Every line below that contains "screenshot" is to be copied.

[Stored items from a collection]
__________

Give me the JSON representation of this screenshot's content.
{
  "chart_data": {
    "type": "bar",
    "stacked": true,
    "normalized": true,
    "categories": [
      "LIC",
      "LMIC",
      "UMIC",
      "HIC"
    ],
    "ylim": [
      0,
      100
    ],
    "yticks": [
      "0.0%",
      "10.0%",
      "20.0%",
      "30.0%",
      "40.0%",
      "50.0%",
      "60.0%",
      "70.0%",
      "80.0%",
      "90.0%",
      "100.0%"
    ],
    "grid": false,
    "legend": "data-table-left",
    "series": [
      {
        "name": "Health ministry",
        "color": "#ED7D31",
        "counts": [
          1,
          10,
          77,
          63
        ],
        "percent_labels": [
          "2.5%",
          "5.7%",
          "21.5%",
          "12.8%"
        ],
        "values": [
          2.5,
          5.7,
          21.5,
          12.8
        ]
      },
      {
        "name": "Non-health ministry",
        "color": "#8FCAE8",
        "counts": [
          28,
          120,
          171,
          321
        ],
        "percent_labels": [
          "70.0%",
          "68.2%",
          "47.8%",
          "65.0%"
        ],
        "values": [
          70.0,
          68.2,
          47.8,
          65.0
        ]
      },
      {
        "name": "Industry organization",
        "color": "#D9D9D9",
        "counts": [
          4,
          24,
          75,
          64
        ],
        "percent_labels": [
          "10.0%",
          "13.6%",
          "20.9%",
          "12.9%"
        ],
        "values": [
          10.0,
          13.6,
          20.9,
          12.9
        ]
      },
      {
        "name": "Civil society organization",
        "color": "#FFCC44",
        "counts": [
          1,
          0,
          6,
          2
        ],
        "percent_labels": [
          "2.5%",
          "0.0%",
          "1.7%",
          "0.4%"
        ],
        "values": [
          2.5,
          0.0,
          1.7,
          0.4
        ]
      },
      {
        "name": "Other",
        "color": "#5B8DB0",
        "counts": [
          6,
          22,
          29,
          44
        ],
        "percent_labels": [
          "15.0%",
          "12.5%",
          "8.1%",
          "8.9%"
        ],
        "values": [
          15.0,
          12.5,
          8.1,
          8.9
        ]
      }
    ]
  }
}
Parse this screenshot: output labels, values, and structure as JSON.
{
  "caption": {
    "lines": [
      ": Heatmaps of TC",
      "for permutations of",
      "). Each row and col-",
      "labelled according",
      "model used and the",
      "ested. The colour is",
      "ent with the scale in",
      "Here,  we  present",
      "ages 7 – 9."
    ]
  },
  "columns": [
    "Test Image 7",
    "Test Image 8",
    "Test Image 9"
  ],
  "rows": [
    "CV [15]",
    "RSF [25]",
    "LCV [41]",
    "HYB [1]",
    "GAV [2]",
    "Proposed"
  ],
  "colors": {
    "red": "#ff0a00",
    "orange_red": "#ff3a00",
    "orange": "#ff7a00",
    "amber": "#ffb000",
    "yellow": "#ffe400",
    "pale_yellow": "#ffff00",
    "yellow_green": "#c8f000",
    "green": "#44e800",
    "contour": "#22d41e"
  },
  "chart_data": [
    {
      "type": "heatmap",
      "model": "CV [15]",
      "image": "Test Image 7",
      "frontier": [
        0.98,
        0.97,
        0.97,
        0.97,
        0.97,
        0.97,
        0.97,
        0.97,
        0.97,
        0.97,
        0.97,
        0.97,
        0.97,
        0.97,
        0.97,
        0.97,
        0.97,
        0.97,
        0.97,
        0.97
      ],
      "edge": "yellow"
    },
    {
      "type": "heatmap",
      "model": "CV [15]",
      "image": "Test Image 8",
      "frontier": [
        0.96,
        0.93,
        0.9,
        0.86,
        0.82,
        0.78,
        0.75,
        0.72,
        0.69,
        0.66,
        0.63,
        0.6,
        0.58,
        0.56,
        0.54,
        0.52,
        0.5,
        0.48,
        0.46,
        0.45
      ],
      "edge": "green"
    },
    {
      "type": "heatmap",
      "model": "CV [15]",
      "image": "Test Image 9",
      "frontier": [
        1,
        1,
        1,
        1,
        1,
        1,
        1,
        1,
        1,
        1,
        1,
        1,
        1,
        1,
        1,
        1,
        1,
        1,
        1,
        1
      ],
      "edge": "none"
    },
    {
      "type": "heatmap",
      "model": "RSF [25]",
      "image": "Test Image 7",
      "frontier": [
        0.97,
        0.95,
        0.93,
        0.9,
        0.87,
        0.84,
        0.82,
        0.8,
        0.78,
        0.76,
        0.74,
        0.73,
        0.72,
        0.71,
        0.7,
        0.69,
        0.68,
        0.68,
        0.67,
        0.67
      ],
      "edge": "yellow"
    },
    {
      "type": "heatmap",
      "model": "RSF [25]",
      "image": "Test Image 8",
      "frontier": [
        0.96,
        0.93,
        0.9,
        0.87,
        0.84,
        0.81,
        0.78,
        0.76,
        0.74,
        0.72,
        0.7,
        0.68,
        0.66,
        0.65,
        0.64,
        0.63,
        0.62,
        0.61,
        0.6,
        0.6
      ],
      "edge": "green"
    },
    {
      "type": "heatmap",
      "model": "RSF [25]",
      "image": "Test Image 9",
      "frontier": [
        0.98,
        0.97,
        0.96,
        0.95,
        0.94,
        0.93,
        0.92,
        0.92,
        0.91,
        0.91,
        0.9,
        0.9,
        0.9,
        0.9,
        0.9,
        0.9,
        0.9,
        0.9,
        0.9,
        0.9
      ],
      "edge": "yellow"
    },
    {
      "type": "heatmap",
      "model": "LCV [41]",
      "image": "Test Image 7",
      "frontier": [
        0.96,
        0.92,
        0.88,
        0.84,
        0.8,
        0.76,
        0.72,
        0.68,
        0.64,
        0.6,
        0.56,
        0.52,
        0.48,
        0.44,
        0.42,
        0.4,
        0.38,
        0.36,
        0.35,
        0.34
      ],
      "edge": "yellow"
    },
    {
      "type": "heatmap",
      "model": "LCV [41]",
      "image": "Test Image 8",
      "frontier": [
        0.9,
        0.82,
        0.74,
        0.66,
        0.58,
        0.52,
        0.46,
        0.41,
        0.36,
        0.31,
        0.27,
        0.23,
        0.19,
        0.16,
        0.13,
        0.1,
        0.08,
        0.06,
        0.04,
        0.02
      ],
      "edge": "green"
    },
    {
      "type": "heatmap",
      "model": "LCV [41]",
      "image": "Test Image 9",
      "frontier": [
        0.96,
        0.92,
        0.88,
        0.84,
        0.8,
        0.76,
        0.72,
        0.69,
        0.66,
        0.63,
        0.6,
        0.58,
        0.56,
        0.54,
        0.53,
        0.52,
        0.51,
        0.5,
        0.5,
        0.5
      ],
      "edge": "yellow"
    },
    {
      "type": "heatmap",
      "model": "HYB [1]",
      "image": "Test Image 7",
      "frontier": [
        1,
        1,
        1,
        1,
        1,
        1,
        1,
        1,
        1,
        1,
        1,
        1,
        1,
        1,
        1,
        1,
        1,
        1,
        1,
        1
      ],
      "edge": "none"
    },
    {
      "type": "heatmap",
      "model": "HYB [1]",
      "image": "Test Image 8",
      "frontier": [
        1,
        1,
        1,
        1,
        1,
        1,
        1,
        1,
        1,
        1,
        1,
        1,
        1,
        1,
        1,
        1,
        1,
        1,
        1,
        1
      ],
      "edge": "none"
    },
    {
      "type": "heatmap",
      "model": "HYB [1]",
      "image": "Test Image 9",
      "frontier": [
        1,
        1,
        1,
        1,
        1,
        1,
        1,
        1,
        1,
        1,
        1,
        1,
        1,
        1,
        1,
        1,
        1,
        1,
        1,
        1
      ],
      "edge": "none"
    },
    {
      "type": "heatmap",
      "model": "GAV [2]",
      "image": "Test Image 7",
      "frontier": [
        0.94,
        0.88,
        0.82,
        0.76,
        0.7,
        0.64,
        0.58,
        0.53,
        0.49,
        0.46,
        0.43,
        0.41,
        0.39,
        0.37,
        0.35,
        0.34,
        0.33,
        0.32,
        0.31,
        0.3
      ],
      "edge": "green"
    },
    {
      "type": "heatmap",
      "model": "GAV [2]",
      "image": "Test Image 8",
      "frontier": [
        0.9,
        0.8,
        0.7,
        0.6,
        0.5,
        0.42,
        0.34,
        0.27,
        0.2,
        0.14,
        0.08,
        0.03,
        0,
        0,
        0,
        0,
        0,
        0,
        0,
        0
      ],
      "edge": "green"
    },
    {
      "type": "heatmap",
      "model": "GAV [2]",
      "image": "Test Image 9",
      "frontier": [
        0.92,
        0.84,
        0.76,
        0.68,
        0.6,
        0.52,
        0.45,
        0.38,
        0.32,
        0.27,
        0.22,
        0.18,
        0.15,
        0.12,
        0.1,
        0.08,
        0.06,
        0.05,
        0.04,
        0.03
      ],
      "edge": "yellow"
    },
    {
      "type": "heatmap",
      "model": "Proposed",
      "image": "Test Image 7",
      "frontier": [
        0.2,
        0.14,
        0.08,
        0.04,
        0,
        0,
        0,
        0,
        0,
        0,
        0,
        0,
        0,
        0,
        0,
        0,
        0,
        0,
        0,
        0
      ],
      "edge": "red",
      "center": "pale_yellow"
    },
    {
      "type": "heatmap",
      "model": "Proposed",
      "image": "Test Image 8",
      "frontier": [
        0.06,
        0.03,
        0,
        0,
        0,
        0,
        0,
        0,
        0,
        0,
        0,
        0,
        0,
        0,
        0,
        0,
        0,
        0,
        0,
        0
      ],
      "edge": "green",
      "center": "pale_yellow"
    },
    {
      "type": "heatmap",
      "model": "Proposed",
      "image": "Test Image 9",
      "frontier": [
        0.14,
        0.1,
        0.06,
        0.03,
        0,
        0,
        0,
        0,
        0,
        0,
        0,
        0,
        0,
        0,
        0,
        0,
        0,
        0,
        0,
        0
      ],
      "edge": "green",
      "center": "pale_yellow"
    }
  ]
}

__________

→ Answer to this problem
Give me the JSON representation of this screenshot's content.
Parse this screenshot: output labels, values, and structure as JSON.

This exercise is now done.